> _Challenge_: Read the records below and copy each line that contains "Electricity".

════════════════════

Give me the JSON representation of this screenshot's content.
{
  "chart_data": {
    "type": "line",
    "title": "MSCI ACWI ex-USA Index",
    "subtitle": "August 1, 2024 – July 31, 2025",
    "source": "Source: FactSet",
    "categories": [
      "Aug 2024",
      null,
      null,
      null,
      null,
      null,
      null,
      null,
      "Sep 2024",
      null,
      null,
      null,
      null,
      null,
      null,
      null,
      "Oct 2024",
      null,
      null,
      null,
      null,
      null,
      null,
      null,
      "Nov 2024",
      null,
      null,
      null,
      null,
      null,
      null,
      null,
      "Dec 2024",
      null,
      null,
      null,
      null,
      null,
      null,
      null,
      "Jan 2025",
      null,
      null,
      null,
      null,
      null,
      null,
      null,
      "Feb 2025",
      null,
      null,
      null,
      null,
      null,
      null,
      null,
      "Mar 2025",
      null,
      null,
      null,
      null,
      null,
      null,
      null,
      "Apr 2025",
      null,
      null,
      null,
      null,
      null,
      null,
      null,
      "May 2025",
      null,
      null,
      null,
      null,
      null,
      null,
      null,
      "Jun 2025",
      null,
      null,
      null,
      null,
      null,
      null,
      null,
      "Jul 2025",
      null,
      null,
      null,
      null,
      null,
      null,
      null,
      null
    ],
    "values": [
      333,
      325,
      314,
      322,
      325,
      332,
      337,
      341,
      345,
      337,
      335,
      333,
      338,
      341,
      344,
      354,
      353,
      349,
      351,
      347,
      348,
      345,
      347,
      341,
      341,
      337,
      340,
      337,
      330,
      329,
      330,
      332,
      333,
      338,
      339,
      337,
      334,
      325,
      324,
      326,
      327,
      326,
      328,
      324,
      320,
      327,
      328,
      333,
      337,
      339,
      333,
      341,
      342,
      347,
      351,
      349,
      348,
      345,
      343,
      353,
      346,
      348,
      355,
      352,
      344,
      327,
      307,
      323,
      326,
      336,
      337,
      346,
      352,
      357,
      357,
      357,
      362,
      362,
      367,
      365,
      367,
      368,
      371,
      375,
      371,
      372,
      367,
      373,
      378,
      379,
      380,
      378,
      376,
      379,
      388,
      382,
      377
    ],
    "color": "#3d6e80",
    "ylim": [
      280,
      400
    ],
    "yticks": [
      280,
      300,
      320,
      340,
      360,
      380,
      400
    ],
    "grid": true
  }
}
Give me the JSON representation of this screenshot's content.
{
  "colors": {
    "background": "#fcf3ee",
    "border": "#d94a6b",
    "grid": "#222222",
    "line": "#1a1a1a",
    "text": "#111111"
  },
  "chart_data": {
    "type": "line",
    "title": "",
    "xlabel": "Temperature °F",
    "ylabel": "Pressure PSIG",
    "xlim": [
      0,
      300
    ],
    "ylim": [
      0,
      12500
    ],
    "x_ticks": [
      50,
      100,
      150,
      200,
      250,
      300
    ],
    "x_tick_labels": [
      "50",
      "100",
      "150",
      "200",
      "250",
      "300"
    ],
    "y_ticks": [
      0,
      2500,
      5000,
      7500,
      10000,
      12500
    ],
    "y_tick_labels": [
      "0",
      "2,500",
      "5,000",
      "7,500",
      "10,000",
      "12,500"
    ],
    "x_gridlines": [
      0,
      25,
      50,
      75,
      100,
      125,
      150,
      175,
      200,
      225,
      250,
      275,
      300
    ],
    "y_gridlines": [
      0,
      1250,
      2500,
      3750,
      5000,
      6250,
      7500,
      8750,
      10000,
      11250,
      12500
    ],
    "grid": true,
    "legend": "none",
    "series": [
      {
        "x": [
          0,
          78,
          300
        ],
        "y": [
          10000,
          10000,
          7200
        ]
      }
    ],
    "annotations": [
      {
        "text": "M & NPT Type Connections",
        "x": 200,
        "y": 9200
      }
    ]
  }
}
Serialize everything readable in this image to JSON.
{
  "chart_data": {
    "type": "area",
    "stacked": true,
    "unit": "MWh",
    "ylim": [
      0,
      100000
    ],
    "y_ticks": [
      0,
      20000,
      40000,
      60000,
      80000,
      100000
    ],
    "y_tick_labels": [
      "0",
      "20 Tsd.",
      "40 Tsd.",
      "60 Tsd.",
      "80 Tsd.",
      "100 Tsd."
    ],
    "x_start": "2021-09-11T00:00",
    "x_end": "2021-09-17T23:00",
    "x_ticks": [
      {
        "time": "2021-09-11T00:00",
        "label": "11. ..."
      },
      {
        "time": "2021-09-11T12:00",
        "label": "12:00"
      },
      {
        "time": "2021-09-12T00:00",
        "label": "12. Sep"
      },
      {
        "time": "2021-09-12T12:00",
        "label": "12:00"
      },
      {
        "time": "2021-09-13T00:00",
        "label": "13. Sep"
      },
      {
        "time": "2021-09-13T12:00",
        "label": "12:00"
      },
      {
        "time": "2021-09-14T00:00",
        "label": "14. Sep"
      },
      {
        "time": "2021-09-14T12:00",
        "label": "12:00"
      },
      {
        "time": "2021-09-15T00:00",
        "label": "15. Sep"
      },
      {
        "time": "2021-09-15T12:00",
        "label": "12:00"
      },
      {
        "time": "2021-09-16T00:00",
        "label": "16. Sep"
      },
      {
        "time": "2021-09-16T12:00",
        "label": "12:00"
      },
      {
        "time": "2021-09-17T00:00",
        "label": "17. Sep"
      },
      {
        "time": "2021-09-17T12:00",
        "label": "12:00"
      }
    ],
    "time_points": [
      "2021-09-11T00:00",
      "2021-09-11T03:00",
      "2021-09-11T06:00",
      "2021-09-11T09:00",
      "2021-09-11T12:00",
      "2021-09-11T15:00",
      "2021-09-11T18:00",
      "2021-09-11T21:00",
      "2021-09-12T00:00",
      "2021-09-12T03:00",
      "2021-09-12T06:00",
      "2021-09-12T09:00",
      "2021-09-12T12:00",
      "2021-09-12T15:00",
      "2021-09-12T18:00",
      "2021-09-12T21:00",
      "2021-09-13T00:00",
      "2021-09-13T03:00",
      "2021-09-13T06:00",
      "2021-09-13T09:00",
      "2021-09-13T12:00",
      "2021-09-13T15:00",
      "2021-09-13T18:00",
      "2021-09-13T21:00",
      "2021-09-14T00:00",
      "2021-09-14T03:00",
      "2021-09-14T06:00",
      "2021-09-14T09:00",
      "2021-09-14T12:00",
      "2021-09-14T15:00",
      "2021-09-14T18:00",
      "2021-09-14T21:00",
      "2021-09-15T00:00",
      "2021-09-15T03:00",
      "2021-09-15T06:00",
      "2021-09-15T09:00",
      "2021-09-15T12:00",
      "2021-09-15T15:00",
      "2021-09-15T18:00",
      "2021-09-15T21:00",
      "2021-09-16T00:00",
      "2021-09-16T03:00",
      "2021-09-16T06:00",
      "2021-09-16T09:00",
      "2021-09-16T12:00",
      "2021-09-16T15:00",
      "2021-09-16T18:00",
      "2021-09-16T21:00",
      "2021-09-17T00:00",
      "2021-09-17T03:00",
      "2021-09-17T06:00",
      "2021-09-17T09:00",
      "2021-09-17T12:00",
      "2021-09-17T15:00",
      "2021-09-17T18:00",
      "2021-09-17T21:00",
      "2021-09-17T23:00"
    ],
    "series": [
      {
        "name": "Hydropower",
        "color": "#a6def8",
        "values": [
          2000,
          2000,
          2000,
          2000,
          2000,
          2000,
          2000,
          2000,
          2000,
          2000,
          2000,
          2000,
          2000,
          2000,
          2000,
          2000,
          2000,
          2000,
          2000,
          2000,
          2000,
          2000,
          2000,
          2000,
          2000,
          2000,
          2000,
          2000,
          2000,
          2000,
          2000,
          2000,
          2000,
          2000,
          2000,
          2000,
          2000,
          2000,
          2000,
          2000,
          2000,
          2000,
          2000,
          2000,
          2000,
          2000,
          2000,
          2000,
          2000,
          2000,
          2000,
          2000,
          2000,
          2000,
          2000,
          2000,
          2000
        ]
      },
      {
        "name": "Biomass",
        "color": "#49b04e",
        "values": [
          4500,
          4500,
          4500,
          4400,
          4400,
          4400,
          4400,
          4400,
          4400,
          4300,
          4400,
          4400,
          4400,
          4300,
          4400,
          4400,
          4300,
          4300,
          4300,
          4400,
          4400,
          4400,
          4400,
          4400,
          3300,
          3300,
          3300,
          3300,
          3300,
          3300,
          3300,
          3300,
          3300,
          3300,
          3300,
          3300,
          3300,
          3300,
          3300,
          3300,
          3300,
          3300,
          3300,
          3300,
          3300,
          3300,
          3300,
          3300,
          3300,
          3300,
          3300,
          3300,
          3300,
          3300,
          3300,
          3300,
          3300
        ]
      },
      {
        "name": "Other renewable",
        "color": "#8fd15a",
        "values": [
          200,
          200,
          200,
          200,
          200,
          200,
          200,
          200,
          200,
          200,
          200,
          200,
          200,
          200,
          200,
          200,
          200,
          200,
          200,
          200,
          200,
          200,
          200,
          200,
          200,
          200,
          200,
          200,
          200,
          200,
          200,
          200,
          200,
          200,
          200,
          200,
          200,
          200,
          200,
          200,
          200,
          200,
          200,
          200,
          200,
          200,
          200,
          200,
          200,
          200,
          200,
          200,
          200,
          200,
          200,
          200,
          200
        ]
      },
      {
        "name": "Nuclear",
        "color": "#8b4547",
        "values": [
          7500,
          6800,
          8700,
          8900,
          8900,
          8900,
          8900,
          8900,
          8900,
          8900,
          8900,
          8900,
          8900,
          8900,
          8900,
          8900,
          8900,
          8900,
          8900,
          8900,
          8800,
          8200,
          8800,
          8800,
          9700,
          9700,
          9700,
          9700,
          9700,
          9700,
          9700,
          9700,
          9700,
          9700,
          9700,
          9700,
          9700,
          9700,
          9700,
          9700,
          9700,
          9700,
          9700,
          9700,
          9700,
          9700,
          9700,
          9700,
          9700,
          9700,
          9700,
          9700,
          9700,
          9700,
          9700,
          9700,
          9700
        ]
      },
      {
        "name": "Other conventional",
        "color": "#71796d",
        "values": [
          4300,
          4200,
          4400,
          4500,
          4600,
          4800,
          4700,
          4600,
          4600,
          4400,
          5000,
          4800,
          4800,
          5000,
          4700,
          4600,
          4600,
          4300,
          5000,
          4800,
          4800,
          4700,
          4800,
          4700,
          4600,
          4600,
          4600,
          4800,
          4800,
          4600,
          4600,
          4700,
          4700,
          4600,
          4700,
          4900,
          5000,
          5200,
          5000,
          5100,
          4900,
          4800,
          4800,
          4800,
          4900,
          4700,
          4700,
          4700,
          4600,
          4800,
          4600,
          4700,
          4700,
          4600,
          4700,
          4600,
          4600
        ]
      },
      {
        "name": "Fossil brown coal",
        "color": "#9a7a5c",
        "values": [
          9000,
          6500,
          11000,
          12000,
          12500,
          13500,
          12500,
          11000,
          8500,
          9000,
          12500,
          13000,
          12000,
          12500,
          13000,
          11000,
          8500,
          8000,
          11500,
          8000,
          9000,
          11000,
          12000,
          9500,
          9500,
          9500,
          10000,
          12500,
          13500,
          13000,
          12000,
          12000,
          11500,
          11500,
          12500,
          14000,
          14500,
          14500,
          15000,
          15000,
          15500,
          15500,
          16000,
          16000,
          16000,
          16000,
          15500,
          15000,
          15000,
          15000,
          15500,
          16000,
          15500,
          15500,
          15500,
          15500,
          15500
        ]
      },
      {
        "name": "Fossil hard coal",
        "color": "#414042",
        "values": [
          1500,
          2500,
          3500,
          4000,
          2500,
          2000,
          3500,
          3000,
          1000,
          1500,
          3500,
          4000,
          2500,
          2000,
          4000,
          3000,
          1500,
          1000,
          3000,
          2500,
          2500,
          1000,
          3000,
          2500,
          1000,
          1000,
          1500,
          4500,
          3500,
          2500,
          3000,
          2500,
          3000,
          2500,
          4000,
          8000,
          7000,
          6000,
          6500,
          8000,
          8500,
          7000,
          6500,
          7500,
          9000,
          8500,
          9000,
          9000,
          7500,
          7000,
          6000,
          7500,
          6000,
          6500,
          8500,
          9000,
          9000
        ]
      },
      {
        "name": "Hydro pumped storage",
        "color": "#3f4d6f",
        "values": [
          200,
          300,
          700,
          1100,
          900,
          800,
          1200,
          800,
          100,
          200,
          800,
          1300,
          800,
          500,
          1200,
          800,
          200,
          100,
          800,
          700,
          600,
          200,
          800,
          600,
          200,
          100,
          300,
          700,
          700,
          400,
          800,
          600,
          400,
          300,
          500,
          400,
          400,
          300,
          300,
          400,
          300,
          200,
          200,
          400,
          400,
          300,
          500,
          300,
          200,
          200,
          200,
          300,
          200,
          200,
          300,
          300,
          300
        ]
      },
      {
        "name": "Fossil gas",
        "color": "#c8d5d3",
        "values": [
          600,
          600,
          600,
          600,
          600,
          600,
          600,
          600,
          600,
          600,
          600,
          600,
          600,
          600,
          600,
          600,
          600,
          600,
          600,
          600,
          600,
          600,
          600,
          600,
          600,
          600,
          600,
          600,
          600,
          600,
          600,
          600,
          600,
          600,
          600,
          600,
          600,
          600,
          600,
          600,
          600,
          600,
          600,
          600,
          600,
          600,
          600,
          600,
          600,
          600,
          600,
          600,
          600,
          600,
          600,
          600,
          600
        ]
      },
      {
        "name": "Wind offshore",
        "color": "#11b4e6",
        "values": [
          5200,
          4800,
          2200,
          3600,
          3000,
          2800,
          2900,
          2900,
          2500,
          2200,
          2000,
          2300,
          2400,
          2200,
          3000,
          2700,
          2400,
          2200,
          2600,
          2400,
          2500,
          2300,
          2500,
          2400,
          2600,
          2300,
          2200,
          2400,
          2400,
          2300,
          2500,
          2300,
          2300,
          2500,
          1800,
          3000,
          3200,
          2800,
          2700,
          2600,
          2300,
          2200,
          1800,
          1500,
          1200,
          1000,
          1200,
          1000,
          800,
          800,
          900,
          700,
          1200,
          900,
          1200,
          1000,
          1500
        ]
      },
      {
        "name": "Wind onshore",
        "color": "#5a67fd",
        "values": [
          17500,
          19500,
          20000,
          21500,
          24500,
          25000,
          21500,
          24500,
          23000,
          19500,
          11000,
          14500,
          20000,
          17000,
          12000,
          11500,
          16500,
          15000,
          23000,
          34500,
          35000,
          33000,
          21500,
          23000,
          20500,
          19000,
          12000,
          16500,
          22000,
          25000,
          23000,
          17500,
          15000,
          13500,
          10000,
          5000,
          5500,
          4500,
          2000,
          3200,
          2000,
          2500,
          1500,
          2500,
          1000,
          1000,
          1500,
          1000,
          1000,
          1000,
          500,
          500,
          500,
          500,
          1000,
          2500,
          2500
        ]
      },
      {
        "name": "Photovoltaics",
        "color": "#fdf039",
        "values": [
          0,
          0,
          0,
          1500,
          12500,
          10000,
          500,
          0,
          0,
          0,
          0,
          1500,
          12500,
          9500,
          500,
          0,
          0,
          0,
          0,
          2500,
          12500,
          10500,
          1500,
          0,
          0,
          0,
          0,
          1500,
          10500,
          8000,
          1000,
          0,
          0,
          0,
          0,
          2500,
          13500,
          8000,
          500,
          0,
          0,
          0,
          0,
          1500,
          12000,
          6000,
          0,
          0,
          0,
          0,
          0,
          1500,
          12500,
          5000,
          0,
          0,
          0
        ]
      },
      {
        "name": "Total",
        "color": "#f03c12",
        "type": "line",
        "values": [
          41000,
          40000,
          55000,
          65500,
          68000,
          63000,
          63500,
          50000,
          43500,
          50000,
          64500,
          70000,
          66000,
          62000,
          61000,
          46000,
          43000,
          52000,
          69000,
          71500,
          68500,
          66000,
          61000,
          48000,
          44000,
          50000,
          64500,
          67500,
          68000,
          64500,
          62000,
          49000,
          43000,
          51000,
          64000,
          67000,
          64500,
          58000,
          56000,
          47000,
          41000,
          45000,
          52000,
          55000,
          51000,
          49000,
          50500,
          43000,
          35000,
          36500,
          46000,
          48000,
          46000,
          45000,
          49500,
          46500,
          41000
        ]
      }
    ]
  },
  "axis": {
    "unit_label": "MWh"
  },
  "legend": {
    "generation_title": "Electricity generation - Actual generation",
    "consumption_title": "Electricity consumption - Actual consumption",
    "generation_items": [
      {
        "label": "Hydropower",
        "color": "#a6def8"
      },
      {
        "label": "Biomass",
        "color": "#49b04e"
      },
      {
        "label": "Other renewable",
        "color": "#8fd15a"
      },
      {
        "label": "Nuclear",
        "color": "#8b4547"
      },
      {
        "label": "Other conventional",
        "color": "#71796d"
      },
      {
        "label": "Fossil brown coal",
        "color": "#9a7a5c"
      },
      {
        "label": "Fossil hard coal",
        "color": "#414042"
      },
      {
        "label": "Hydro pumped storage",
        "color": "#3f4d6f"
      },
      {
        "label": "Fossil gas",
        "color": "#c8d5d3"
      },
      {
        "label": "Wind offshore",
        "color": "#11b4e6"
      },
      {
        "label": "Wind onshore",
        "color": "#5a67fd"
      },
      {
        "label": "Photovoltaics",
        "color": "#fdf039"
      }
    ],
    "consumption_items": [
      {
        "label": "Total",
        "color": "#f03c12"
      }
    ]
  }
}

════════════════════

> _Answer to the task_:
    "generation_title": "Electricity generation - Actual generation",
    "consumption_title": "Electricity consumption - Actual consumption",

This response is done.